• _Work to complete_: Leaving out every picture, quote the data below exactly as it appears.

• _Extracted data_:
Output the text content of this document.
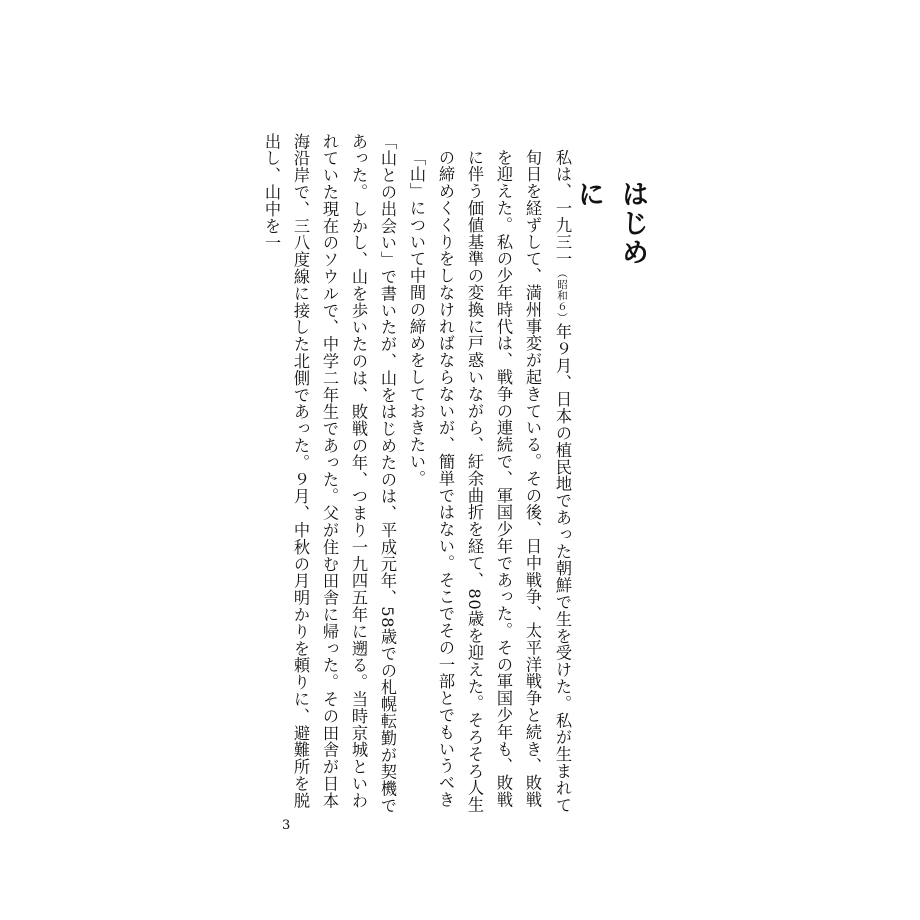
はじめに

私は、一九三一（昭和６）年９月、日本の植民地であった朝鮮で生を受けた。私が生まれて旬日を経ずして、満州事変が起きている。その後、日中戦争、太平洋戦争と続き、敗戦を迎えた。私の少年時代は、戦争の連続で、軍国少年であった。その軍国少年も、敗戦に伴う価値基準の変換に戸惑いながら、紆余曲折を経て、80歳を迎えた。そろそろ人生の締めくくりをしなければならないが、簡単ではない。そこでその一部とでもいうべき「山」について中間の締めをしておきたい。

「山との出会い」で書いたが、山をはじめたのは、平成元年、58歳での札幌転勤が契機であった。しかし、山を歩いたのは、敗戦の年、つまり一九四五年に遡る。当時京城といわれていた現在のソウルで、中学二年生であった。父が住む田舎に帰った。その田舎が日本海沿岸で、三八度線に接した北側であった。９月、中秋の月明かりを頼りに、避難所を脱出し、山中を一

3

• _Final result_:
Output the text content of this document.
はじめに

私は、一九三一（昭和６）年９月、日本の植民地であった朝鮮で生を受けた。私が生まれて旬日を経ずして、満州事変が起きている。その後、日中戦争、太平洋戦争と続き、敗戦を迎えた。私の少年時代は、戦争の連続で、軍国少年であった。その軍国少年も、敗戦に伴う価値基準の変換に戸惑いながら、紆余曲折を経て、80歳を迎えた。そろそろ人生の締めくくりをしなければならないが、簡単ではない。そこでその一部とでもいうべき「山」について中間の締めをしておきたい。

「山との出会い」で書いたが、山をはじめたのは、平成元年、58歳での札幌転勤が契機であった。しかし、山を歩いたのは、敗戦の年、つまり一九四五年に遡る。当時京城といわれていた現在のソウルで、中学二年生であった。父が住む田舎に帰った。その田舎が日本海沿岸で、三八度線に接した北側であった。９月、中秋の月明かりを頼りに、避難所を脱出し、山中を一

3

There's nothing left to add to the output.